## [Your task]
Repeat, exactly and completely, the material that follows. Omit the pictures.
=== Available records ===
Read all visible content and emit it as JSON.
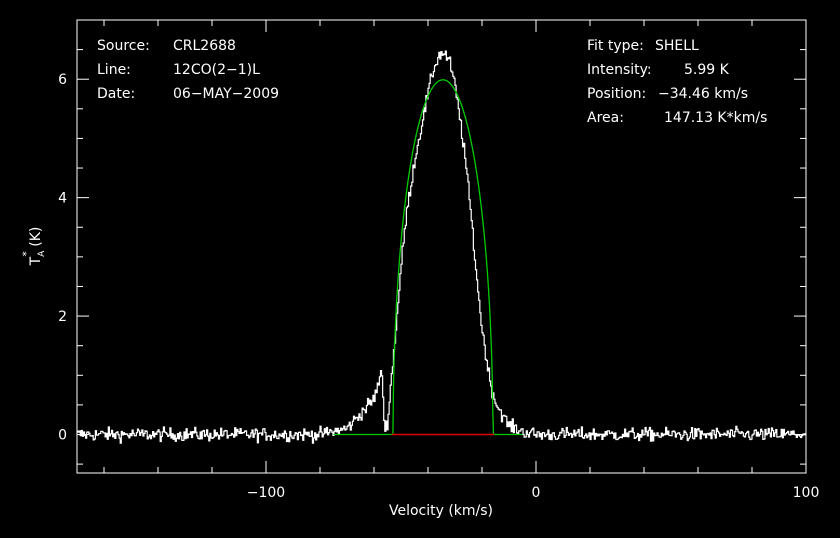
{
  "chart_data": {
    "type": "line",
    "xlabel": "Velocity (km/s)",
    "ylabel": {
      "base": "T",
      "sub": "A",
      "sup": "*",
      "unit": " (K)"
    },
    "xlim": [
      -170,
      100
    ],
    "ylim": [
      -0.65,
      7.0
    ],
    "xticks": [
      -100,
      0,
      100
    ],
    "xtick_labels": [
      "−100",
      "0",
      "100"
    ],
    "yticks": [
      0,
      2,
      4,
      6
    ],
    "ytick_labels": [
      "0",
      "2",
      "4",
      "6"
    ],
    "grid": false,
    "info_left": [
      {
        "key": "Source:",
        "value": "CRL2688"
      },
      {
        "key": "Line:",
        "value": "12CO(2−1)L"
      },
      {
        "key": "Date:",
        "value": "06−MAY−2009"
      }
    ],
    "info_right": [
      {
        "key": "Fit type:",
        "value": "SHELL"
      },
      {
        "key": "Intensity:",
        "value": "5.99 K"
      },
      {
        "key": "Position:",
        "value": "−34.46 km/s"
      },
      {
        "key": "Area:",
        "value": "147.13 K*km/s"
      }
    ],
    "series": [
      {
        "role": "observed-spectrum",
        "color": "#ffffff",
        "noise_rms": 0.08,
        "x": [
          -170,
          -80,
          -70,
          -60,
          -57,
          -56,
          -55,
          -52,
          -50,
          -48,
          -45,
          -42,
          -40,
          -38,
          -36,
          -34,
          -32,
          -30,
          -28,
          -26,
          -24,
          -22,
          -20,
          -17,
          -15,
          -12,
          -10,
          -5,
          0,
          100
        ],
        "y": [
          0,
          0,
          0.1,
          0.6,
          1.05,
          0.05,
          0.2,
          1.7,
          2.8,
          3.7,
          4.6,
          5.3,
          5.75,
          6.15,
          6.4,
          6.45,
          6.3,
          5.9,
          5.3,
          4.6,
          3.7,
          2.7,
          1.8,
          0.9,
          0.55,
          0.3,
          0.15,
          0.05,
          0,
          0
        ]
      },
      {
        "role": "shell-fit",
        "color": "#00cc00",
        "center": -34.46,
        "peak": 5.99,
        "half_width": 18.5,
        "horn_ratio": 0.0,
        "baseline_range": [
          -75,
          -5
        ]
      },
      {
        "role": "fit-window",
        "color": "#e00000",
        "range": [
          -53.5,
          -15.5
        ],
        "y": 0
      }
    ]
  }
}
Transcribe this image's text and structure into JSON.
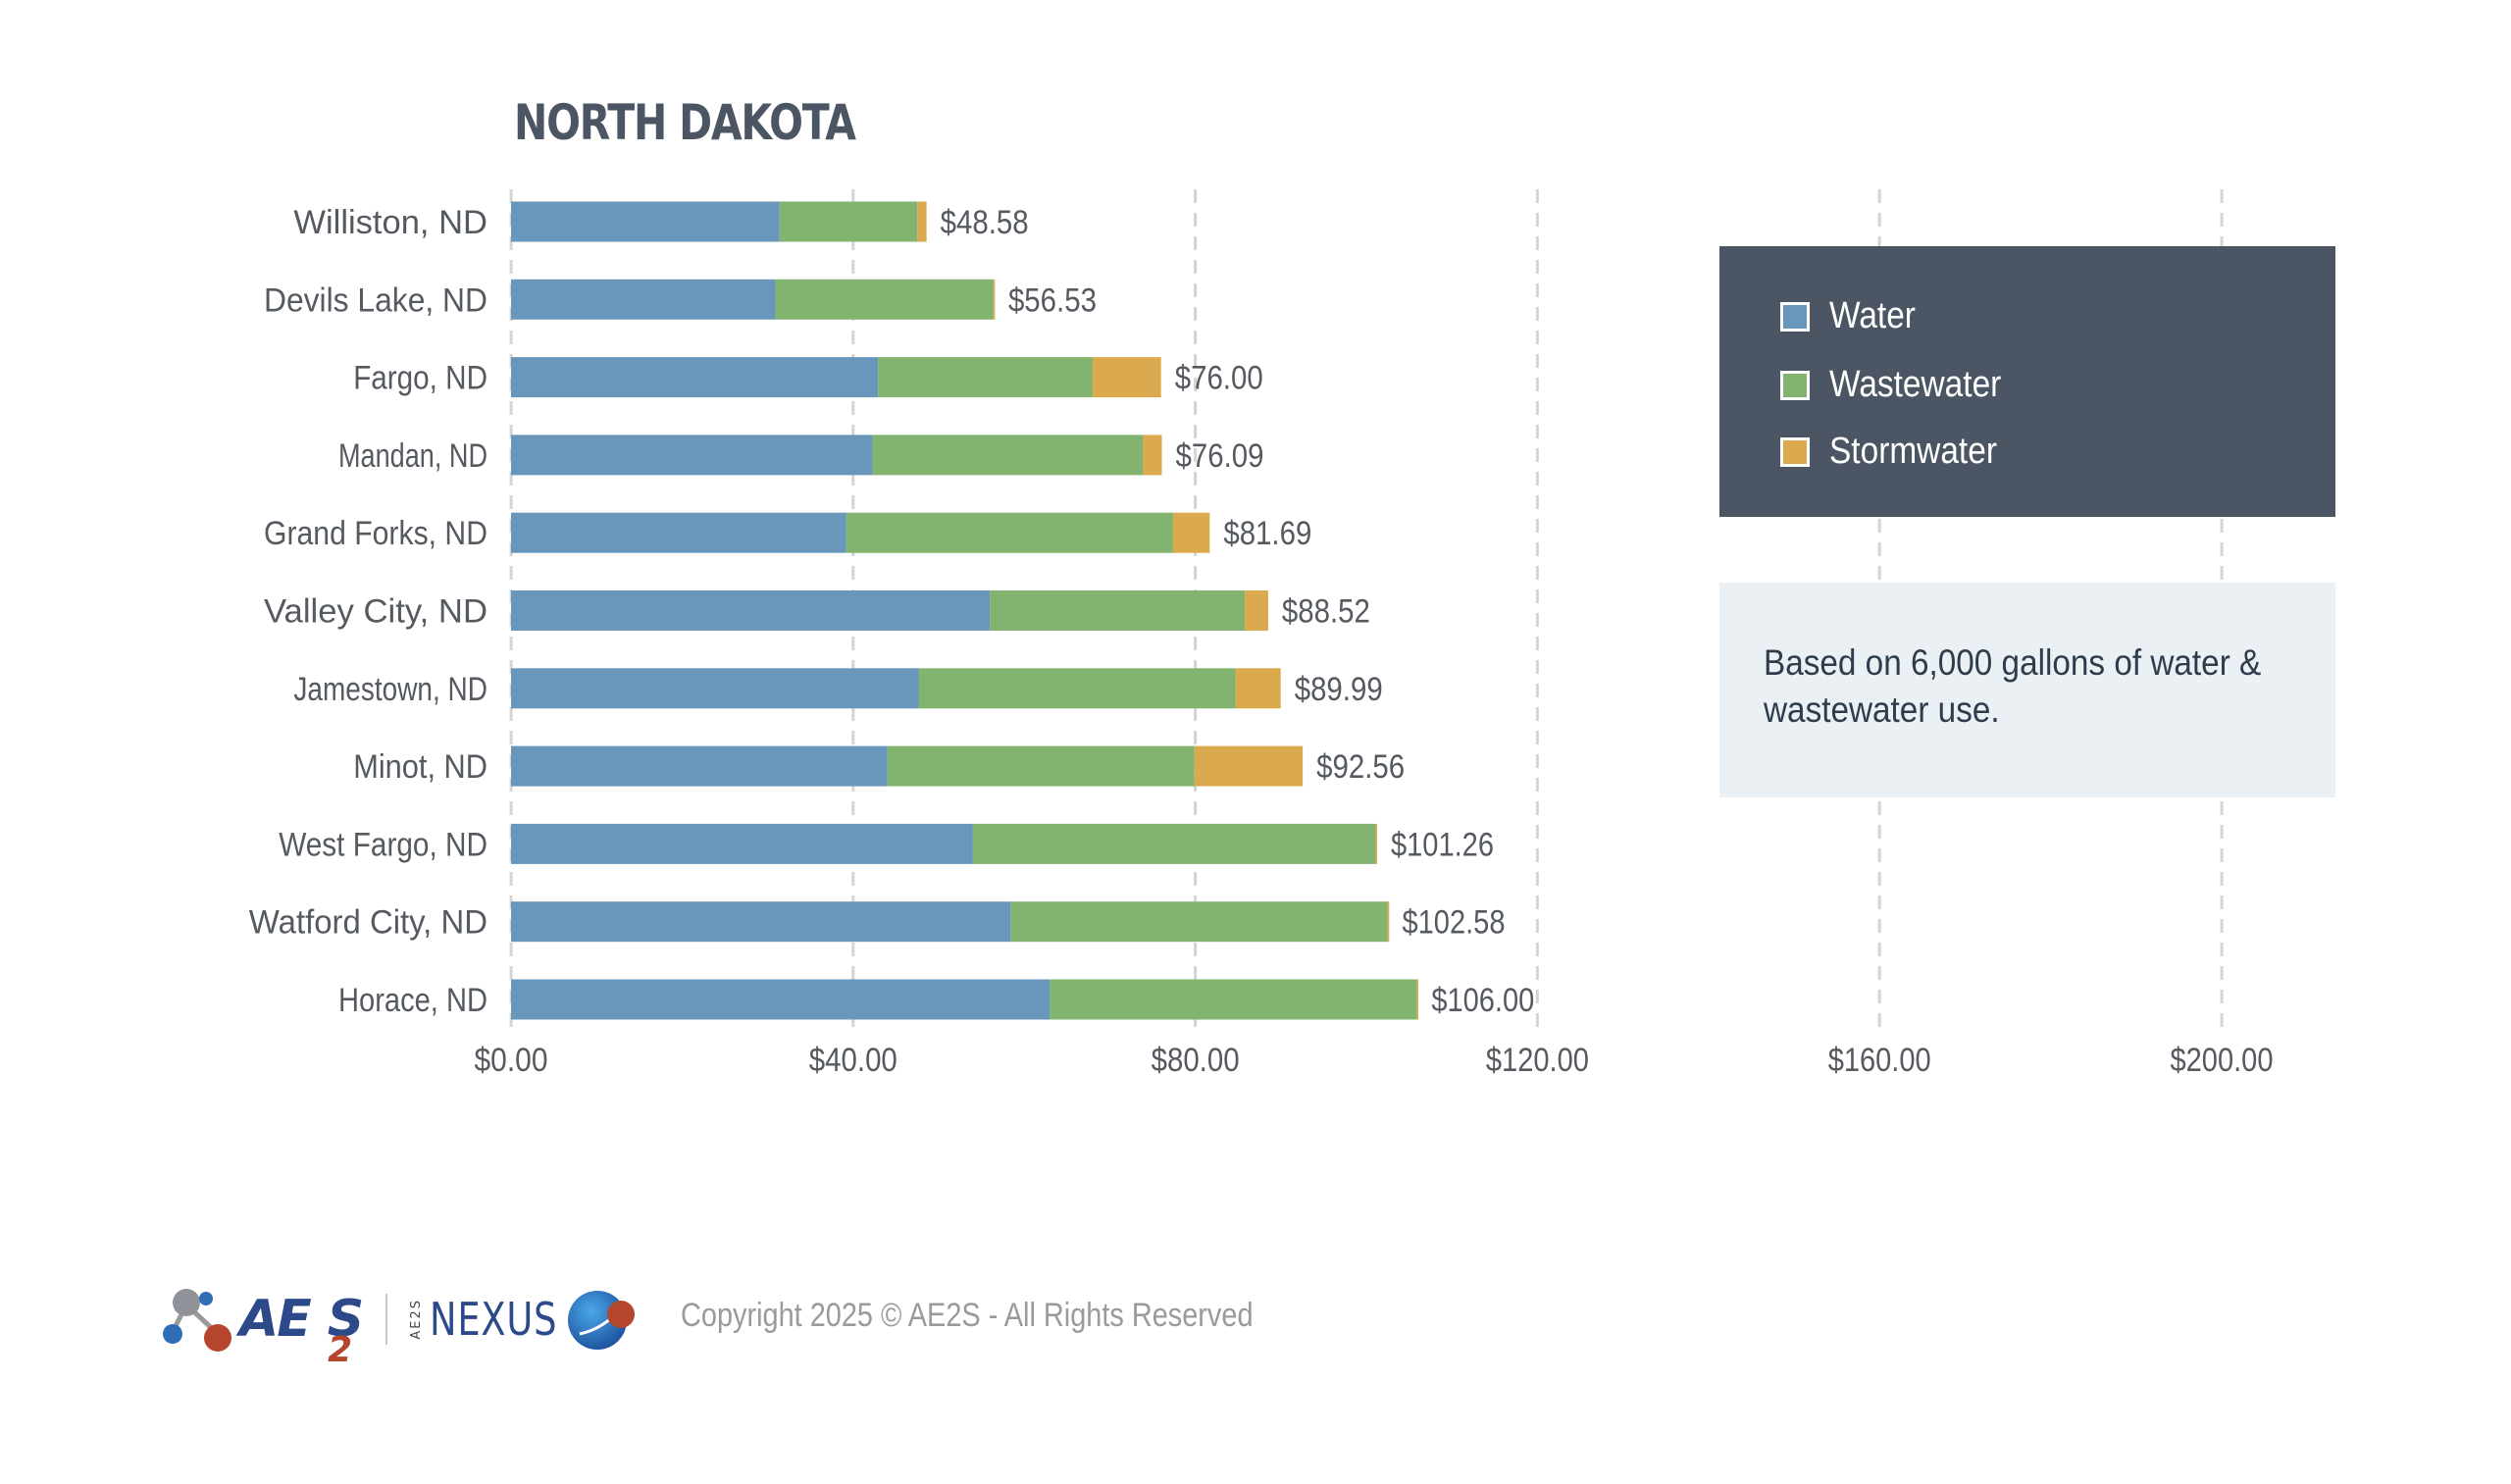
{
  "chart_data": {
    "type": "bar",
    "orientation": "horizontal",
    "stacked": true,
    "title": "NORTH DAKOTA",
    "xlabel": "",
    "ylabel": "",
    "xlim": [
      0,
      200
    ],
    "x_ticks": [
      0,
      40,
      80,
      120,
      160,
      200
    ],
    "x_tick_labels": [
      "$0.00",
      "$40.00",
      "$80.00",
      "$120.00",
      "$160.00",
      "$200.00"
    ],
    "grid": "vertical-dashed",
    "legend_position": "right",
    "categories": [
      "Williston, ND",
      "Devils Lake, ND",
      "Fargo, ND",
      "Mandan, ND",
      "Grand Forks, ND",
      "Valley City, ND",
      "Jamestown, ND",
      "Minot, ND",
      "West Fargo, ND",
      "Watford City, ND",
      "Horace, ND"
    ],
    "series": [
      {
        "name": "Water",
        "color": "#6897bb",
        "values": [
          31.4,
          30.9,
          42.9,
          42.3,
          39.2,
          56.0,
          47.7,
          44.0,
          54.0,
          58.4,
          63.0
        ]
      },
      {
        "name": "Wastewater",
        "color": "#82b46f",
        "values": [
          16.1,
          25.5,
          25.1,
          31.6,
          38.2,
          29.8,
          37.0,
          35.9,
          47.1,
          44.1,
          42.9
        ]
      },
      {
        "name": "Stormwater",
        "color": "#dcaa4e",
        "values": [
          1.08,
          0.13,
          8.0,
          2.19,
          4.29,
          2.72,
          5.29,
          12.66,
          0.16,
          0.08,
          0.1
        ]
      }
    ],
    "totals": [
      48.58,
      56.53,
      76.0,
      76.09,
      81.69,
      88.52,
      89.99,
      92.56,
      101.26,
      102.58,
      106.0
    ],
    "total_labels": [
      "$48.58",
      "$56.53",
      "$76.00",
      "$76.09",
      "$81.69",
      "$88.52",
      "$89.99",
      "$92.56",
      "$101.26",
      "$102.58",
      "$106.00"
    ]
  },
  "legend": {
    "items": [
      {
        "label": "Water",
        "color": "#6897bb"
      },
      {
        "label": "Wastewater",
        "color": "#82b46f"
      },
      {
        "label": "Stormwater",
        "color": "#dcaa4e"
      }
    ]
  },
  "note": {
    "text": "Based on 6,000 gallons of water & wastewater use."
  },
  "footer": {
    "logo_main": "AE",
    "logo_sub": "2",
    "logo_s": "S",
    "nexus_small": "AE2S",
    "nexus": "NEXUS",
    "copyright": "Copyright 2025 © AE2S - All Rights Reserved"
  },
  "colors": {
    "title": "#4b5563",
    "legend_bg": "#4b5563",
    "note_bg": "#ebf0f5"
  }
}
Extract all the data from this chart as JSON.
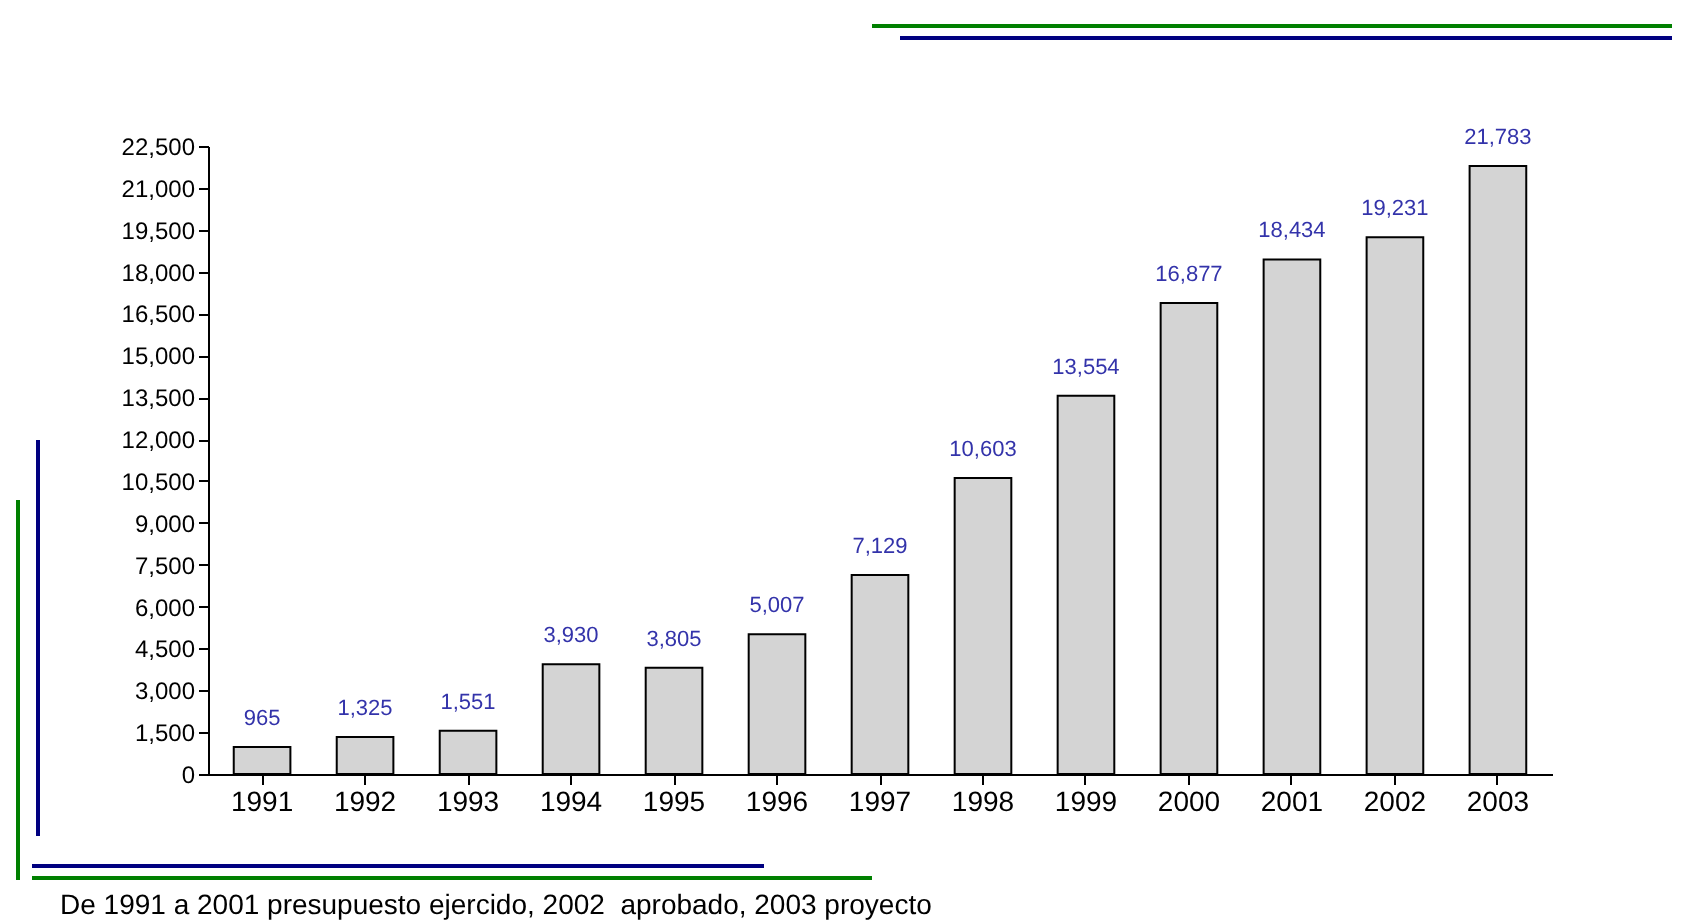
{
  "chart_data": {
    "type": "bar",
    "categories": [
      "1991",
      "1992",
      "1993",
      "1994",
      "1995",
      "1996",
      "1997",
      "1998",
      "1999",
      "2000",
      "2001",
      "2002",
      "2003"
    ],
    "values": [
      965,
      1325,
      1551,
      3930,
      3805,
      5007,
      7129,
      10603,
      13554,
      16877,
      18434,
      19231,
      21783
    ],
    "value_labels": [
      "965",
      "1,325",
      "1,551",
      "3,930",
      "3,805",
      "5,007",
      "7,129",
      "10,603",
      "13,554",
      "16,877",
      "18,434",
      "19,231",
      "21,783"
    ],
    "color": "#d4d4d4",
    "ylim": [
      0,
      22500
    ],
    "yticks": [
      0,
      {
        "value": 1500,
        "label": "1,500"
      },
      {
        "value": 3000,
        "label": "3,000"
      },
      {
        "value": 4500,
        "label": "4,500"
      },
      {
        "value": 6000,
        "label": "6,000"
      },
      {
        "value": 7500,
        "label": "7,500"
      },
      {
        "value": 9000,
        "label": "9,000"
      },
      {
        "value": 10500,
        "label": "10,500"
      },
      {
        "value": 12000,
        "label": "12,000"
      },
      {
        "value": 13500,
        "label": "13,500"
      },
      {
        "value": 15000,
        "label": "15,000"
      },
      {
        "value": 16500,
        "label": "16,500"
      },
      {
        "value": 18000,
        "label": "18,000"
      },
      {
        "value": 19500,
        "label": "19,500"
      },
      {
        "value": 21000,
        "label": "21,000"
      },
      {
        "value": 22500,
        "label": "22,500"
      }
    ],
    "annotations": [
      "De 1991 a 2001 presupuesto ejercido, 2002  aprobado, 2003 proyecto"
    ]
  }
}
===
## [Response to the exercise]
Read all visible content and emit it as JSON.
{
  "chart_data": {
    "type": "line",
    "xlabel": "Velocity (km/s)",
    "ylabel": {
      "base": "T",
      "sub": "A",
      "sup": "*",
      "unit": " (K)"
    },
    "xlim": [
      -170,
      100
    ],
    "ylim": [
      -0.65,
      7.0
    ],
    "xticks": [
      -100,
      0,
      100
    ],
    "xtick_labels": [
      "−100",
      "0",
      "100"
    ],
    "yticks": [
      0,
      2,
      4,
      6
    ],
    "ytick_labels": [
      "0",
      "2",
      "4",
      "6"
    ],
    "grid": false,
    "info_left": [
      {
        "key": "Source:",
        "value": "CRL2688"
      },
      {
        "key": "Line:",
        "value": "12CO(2−1)L"
      },
      {
        "key": "Date:",
        "value": "06−MAY−2009"
      }
    ],
    "info_right": [
      {
        "key": "Fit type:",
        "value": "SHELL"
      },
      {
        "key": "Intensity:",
        "value": "5.99 K"
      },
      {
        "key": "Position:",
        "value": "−34.46 km/s"
      },
      {
        "key": "Area:",
        "value": "147.13 K*km/s"
      }
    ],
    "series": [
      {
        "role": "observed-spectrum",
        "color": "#ffffff",
        "noise_rms": 0.08,
        "x": [
          -170,
          -80,
          -70,
          -60,
          -57,
          -56,
          -55,
          -52,
          -50,
          -48,
          -45,
          -42,
          -40,
          -38,
          -36,
          -34,
          -32,
          -30,
          -28,
          -26,
          -24,
          -22,
          -20,
          -17,
          -15,
          -12,
          -10,
          -5,
          0,
          100
        ],
        "y": [
          0,
          0,
          0.1,
          0.6,
          1.05,
          0.05,
          0.2,
          1.7,
          2.8,
          3.7,
          4.6,
          5.3,
          5.75,
          6.15,
          6.4,
          6.45,
          6.3,
          5.9,
          5.3,
          4.6,
          3.7,
          2.7,
          1.8,
          0.9,
          0.55,
          0.3,
          0.15,
          0.05,
          0,
          0
        ]
      },
      {
        "role": "shell-fit",
        "color": "#00cc00",
        "center": -34.46,
        "peak": 5.99,
        "half_width": 18.5,
        "horn_ratio": 0.0,
        "baseline_range": [
          -75,
          -5
        ]
      },
      {
        "role": "fit-window",
        "color": "#e00000",
        "range": [
          -53.5,
          -15.5
        ],
        "y": 0
      }
    ]
  }
}
Transcribe this image's text and structure into JSON.
{
  "chart_data": {
    "type": "bar",
    "orientation": "horizontal",
    "stacked": true,
    "title": "NORTH DAKOTA",
    "xlabel": "",
    "ylabel": "",
    "xlim": [
      0,
      200
    ],
    "x_ticks": [
      0,
      40,
      80,
      120,
      160,
      200
    ],
    "x_tick_labels": [
      "$0.00",
      "$40.00",
      "$80.00",
      "$120.00",
      "$160.00",
      "$200.00"
    ],
    "grid": "vertical-dashed",
    "legend_position": "right",
    "categories": [
      "Williston, ND",
      "Devils Lake, ND",
      "Fargo, ND",
      "Mandan, ND",
      "Grand Forks, ND",
      "Valley City, ND",
      "Jamestown, ND",
      "Minot, ND",
      "West Fargo, ND",
      "Watford City, ND",
      "Horace, ND"
    ],
    "series": [
      {
        "name": "Water",
        "color": "#6897bb",
        "values": [
          31.4,
          30.9,
          42.9,
          42.3,
          39.2,
          56.0,
          47.7,
          44.0,
          54.0,
          58.4,
          63.0
        ]
      },
      {
        "name": "Wastewater",
        "color": "#82b46f",
        "values": [
          16.1,
          25.5,
          25.1,
          31.6,
          38.2,
          29.8,
          37.0,
          35.9,
          47.1,
          44.1,
          42.9
        ]
      },
      {
        "name": "Stormwater",
        "color": "#dcaa4e",
        "values": [
          1.08,
          0.13,
          8.0,
          2.19,
          4.29,
          2.72,
          5.29,
          12.66,
          0.16,
          0.08,
          0.1
        ]
      }
    ],
    "totals": [
      48.58,
      56.53,
      76.0,
      76.09,
      81.69,
      88.52,
      89.99,
      92.56,
      101.26,
      102.58,
      106.0
    ],
    "total_labels": [
      "$48.58",
      "$56.53",
      "$76.00",
      "$76.09",
      "$81.69",
      "$88.52",
      "$89.99",
      "$92.56",
      "$101.26",
      "$102.58",
      "$106.00"
    ]
  },
  "legend": {
    "items": [
      {
        "label": "Water",
        "color": "#6897bb"
      },
      {
        "label": "Wastewater",
        "color": "#82b46f"
      },
      {
        "label": "Stormwater",
        "color": "#dcaa4e"
      }
    ]
  },
  "note": {
    "text": "Based on 6,000 gallons of water & wastewater use."
  },
  "footer": {
    "logo_main": "AE",
    "logo_sub": "2",
    "logo_s": "S",
    "nexus_small": "AE2S",
    "nexus": "NEXUS",
    "copyright": "Copyright 2025 © AE2S - All Rights Reserved"
  },
  "colors": {
    "title": "#4b5563",
    "legend_bg": "#4b5563",
    "note_bg": "#ebf0f5"
  }
}
Extract all the data from this chart as JSON.
{
  "chart_data": {
    "type": "bar",
    "categories": [
      "1991",
      "1992",
      "1993",
      "1994",
      "1995",
      "1996",
      "1997",
      "1998",
      "1999",
      "2000",
      "2001",
      "2002",
      "2003"
    ],
    "values": [
      965,
      1325,
      1551,
      3930,
      3805,
      5007,
      7129,
      10603,
      13554,
      16877,
      18434,
      19231,
      21783
    ],
    "value_labels": [
      "965",
      "1,325",
      "1,551",
      "3,930",
      "3,805",
      "5,007",
      "7,129",
      "10,603",
      "13,554",
      "16,877",
      "18,434",
      "19,231",
      "21,783"
    ],
    "color": "#d4d4d4",
    "ylim": [
      0,
      22500
    ],
    "yticks": [
      0,
      {
        "value": 1500,
        "label": "1,500"
      },
      {
        "value": 3000,
        "label": "3,000"
      },
      {
        "value": 4500,
        "label": "4,500"
      },
      {
        "value": 6000,
        "label": "6,000"
      },
      {
        "value": 7500,
        "label": "7,500"
      },
      {
        "value": 9000,
        "label": "9,000"
      },
      {
        "value": 10500,
        "label": "10,500"
      },
      {
        "value": 12000,
        "label": "12,000"
      },
      {
        "value": 13500,
        "label": "13,500"
      },
      {
        "value": 15000,
        "label": "15,000"
      },
      {
        "value": 16500,
        "label": "16,500"
      },
      {
        "value": 18000,
        "label": "18,000"
      },
      {
        "value": 19500,
        "label": "19,500"
      },
      {
        "value": 21000,
        "label": "21,000"
      },
      {
        "value": 22500,
        "label": "22,500"
      }
    ],
    "annotations": [
      "De 1991 a 2001 presupuesto ejercido, 2002  aprobado, 2003 proyecto"
    ]
  }
}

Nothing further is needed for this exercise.